[Data entries]
-=-=-=-=-
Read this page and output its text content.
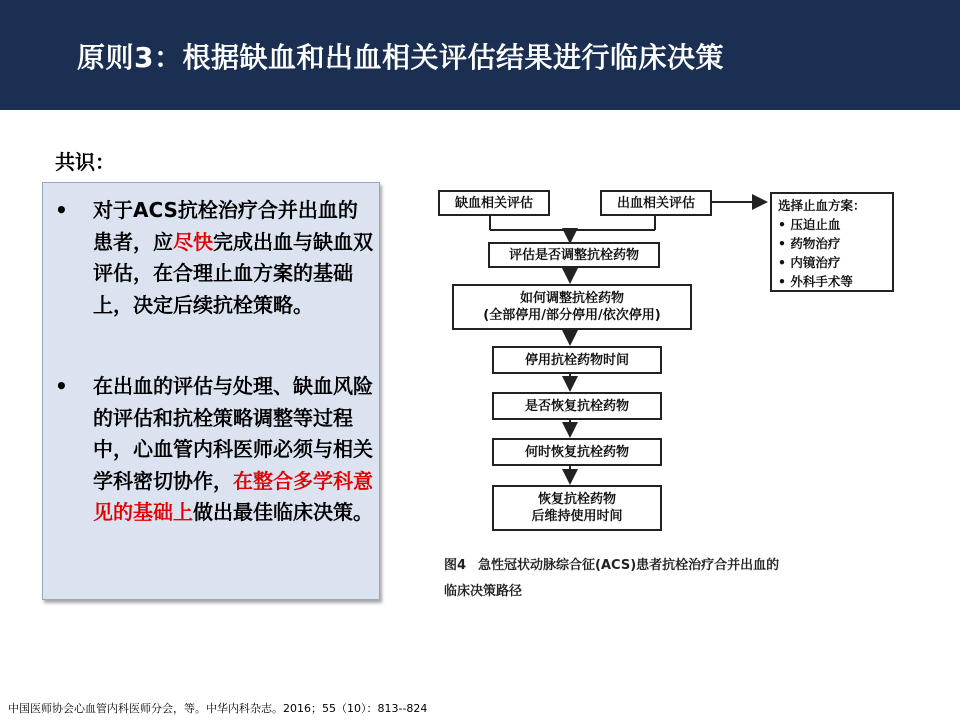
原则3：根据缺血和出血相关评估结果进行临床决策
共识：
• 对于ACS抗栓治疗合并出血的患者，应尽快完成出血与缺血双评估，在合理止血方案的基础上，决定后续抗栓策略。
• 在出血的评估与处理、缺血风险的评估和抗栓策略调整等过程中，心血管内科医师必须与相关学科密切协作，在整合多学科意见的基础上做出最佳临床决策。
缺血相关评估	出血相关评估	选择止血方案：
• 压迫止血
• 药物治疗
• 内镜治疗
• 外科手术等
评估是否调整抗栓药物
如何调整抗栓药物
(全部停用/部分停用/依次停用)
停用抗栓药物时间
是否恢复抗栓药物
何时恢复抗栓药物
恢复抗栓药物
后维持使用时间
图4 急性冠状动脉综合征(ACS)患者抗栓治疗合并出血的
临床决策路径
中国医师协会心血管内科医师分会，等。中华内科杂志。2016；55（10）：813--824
-=-=-=-=-
■ EXERCISE REQUIREMENTS
Leaving the pictures aside, transcribe the entire listing exactly.

■ RESPONSE FOR THIS EXERCISE
Read this page and output its text content.
原则3：根据缺血和出血相关评估结果进行临床决策
共识：
• 对于ACS抗栓治疗合并出血的患者，应尽快完成出血与缺血双评估，在合理止血方案的基础上，决定后续抗栓策略。
• 在出血的评估与处理、缺血风险的评估和抗栓策略调整等过程中，心血管内科医师必须与相关学科密切协作，在整合多学科意见的基础上做出最佳临床决策。
缺血相关评估	出血相关评估	选择止血方案：
• 压迫止血
• 药物治疗
• 内镜治疗
• 外科手术等
评估是否调整抗栓药物
如何调整抗栓药物
(全部停用/部分停用/依次停用)
停用抗栓药物时间
是否恢复抗栓药物
何时恢复抗栓药物
恢复抗栓药物
后维持使用时间
图4 急性冠状动脉综合征(ACS)患者抗栓治疗合并出血的
临床决策路径
中国医师协会心血管内科医师分会，等。中华内科杂志。2016；55（10）：813--824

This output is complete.